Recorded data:
--*--
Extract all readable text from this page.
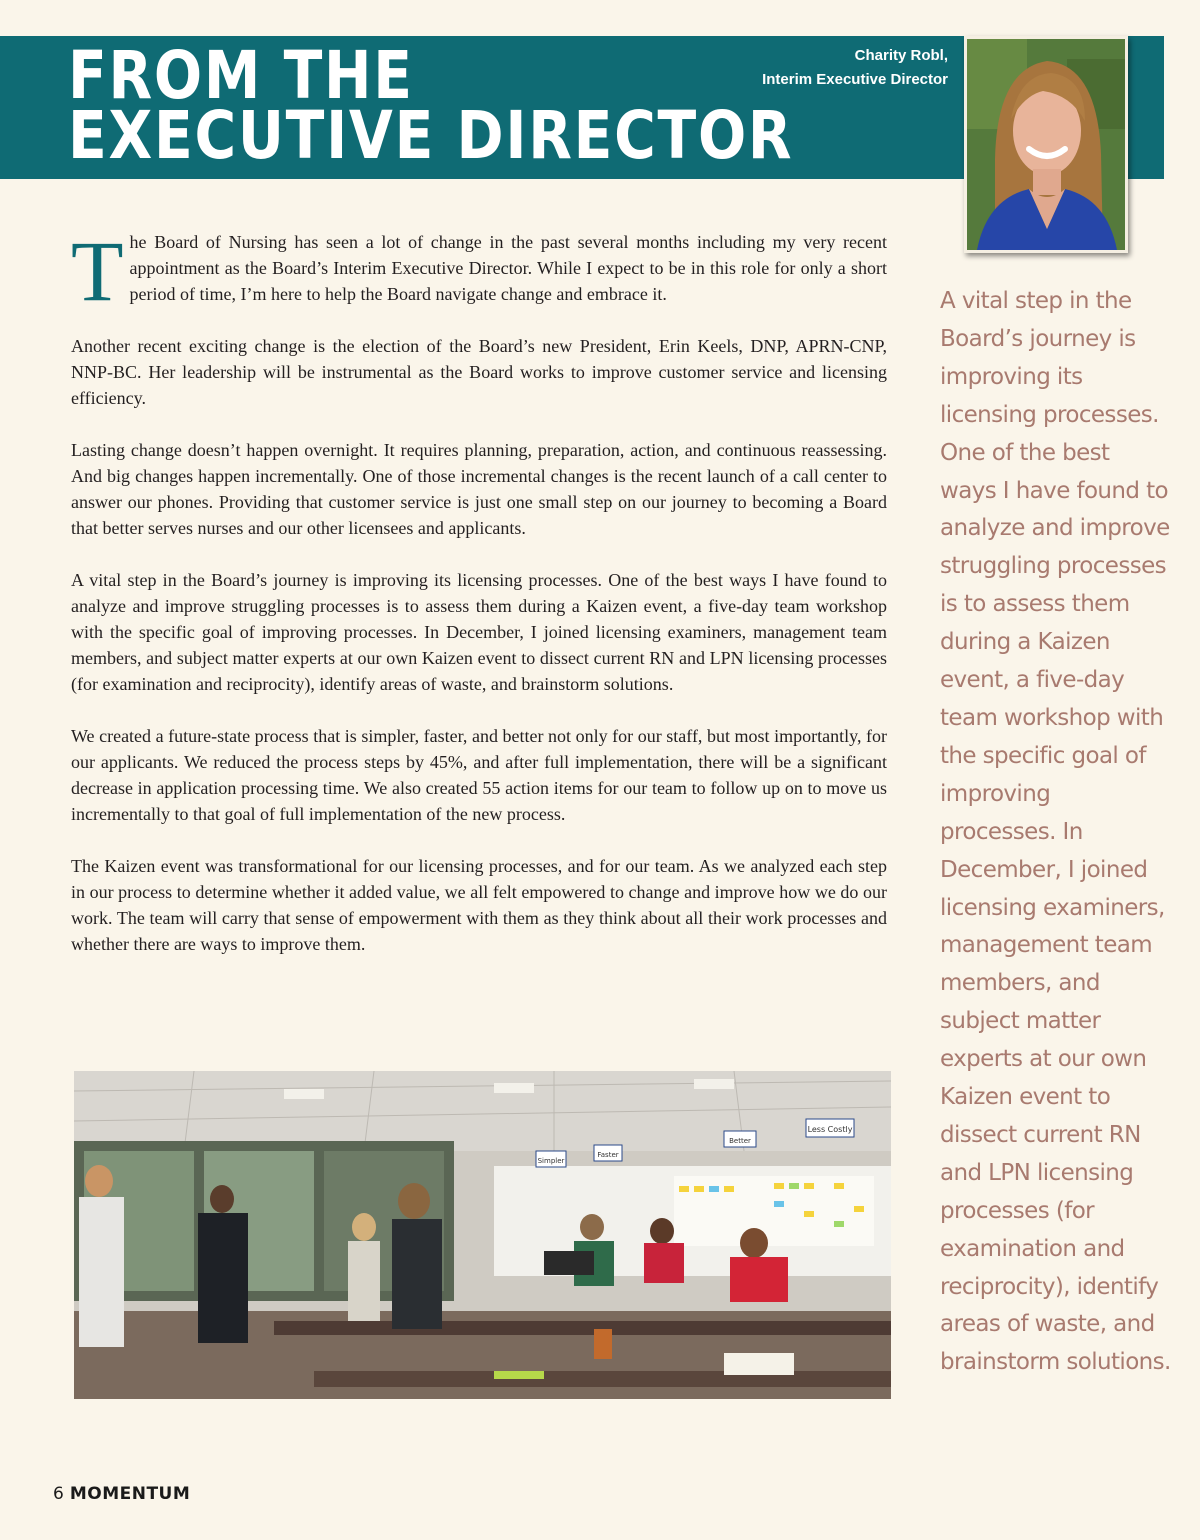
FROM THE
EXECUTIVE DIRECTOR
Charity Robl,
Interim Executive Director

The Board of Nursing has seen a lot of change in the past several months including my very recent appointment as the Board’s Interim Executive Director. While I expect to be in this role for only a short period of time, I’m here to help the Board navigate change and embrace it.

Another recent exciting change is the election of the Board’s new President, Erin Keels, DNP, APRN-CNP, NNP-BC. Her leadership will be instrumental as the Board works to improve customer service and licensing efficiency.

Lasting change doesn’t happen overnight. It requires planning, preparation, action, and continuous reassessing. And big changes happen incrementally. One of those incremental changes is the recent launch of a call center to answer our phones. Providing that customer service is just one small step on our journey to becoming a Board that better serves nurses and our other licensees and applicants.

A vital step in the Board’s journey is improving its licensing processes. One of the best ways I have found to analyze and improve struggling processes is to assess them during a Kaizen event, a five-day team workshop with the specific goal of improving processes. In December, I joined licensing examiners, management team members, and subject matter experts at our own Kaizen event to dissect current RN and LPN licensing processes (for examination and reciprocity), identify areas of waste, and brainstorm solutions.

We created a future-state process that is simpler, faster, and better not only for our staff, but most importantly, for our applicants. We reduced the process steps by 45%, and after full implementation, there will be a significant decrease in application processing time. We also created 55 action items for our team to follow up on to move us incrementally to that goal of full implementation of the new process.

The Kaizen event was transformational for our licensing processes, and for our team. As we analyzed each step in our process to determine whether it added value, we all felt empowered to change and improve how we do our work. The team will carry that sense of empowerment with them as they think about all their work processes and whether there are ways to improve them.

A vital step in the Board’s journey is improving its licensing processes. One of the best ways I have found to analyze and improve struggling processes is to assess them during a Kaizen event, a five-day team workshop with the specific goal of improving processes. In December, I joined licensing examiners, management team members, and subject matter experts at our own Kaizen event to dissect current RN and LPN licensing processes (for examination and reciprocity), identify areas of waste, and brainstorm solutions.
Simpler
Faster
Better
Less Costly
6 MOMENTUM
--*--
• [EXERCISE] Quote the data above in full, leaving out the pictures it holds.

• [EXPECTED ANSWER]
Extract all readable text from this page.
FROM THE
EXECUTIVE DIRECTOR
Charity Robl,
Interim Executive Director

The Board of Nursing has seen a lot of change in the past several months including my very recent appointment as the Board’s Interim Executive Director. While I expect to be in this role for only a short period of time, I’m here to help the Board navigate change and embrace it.

Another recent exciting change is the election of the Board’s new President, Erin Keels, DNP, APRN-CNP, NNP-BC. Her leadership will be instrumental as the Board works to improve customer service and licensing efficiency.

Lasting change doesn’t happen overnight. It requires planning, preparation, action, and continuous reassessing. And big changes happen incrementally. One of those incremental changes is the recent launch of a call center to answer our phones. Providing that customer service is just one small step on our journey to becoming a Board that better serves nurses and our other licensees and applicants.

A vital step in the Board’s journey is improving its licensing processes. One of the best ways I have found to analyze and improve struggling processes is to assess them during a Kaizen event, a five-day team workshop with the specific goal of improving processes. In December, I joined licensing examiners, management team members, and subject matter experts at our own Kaizen event to dissect current RN and LPN licensing processes (for examination and reciprocity), identify areas of waste, and brainstorm solutions.

We created a future-state process that is simpler, faster, and better not only for our staff, but most importantly, for our applicants. We reduced the process steps by 45%, and after full implementation, there will be a significant decrease in application processing time. We also created 55 action items for our team to follow up on to move us incrementally to that goal of full implementation of the new process.

The Kaizen event was transformational for our licensing processes, and for our team. As we analyzed each step in our process to determine whether it added value, we all felt empowered to change and improve how we do our work. The team will carry that sense of empowerment with them as they think about all their work processes and whether there are ways to improve them.

A vital step in the Board’s journey is improving its licensing processes. One of the best ways I have found to analyze and improve struggling processes is to assess them during a Kaizen event, a five-day team workshop with the specific goal of improving processes. In December, I joined licensing examiners, management team members, and subject matter experts at our own Kaizen event to dissect current RN and LPN licensing processes (for examination and reciprocity), identify areas of waste, and brainstorm solutions.
Simpler
Faster
Better
Less Costly
6 MOMENTUM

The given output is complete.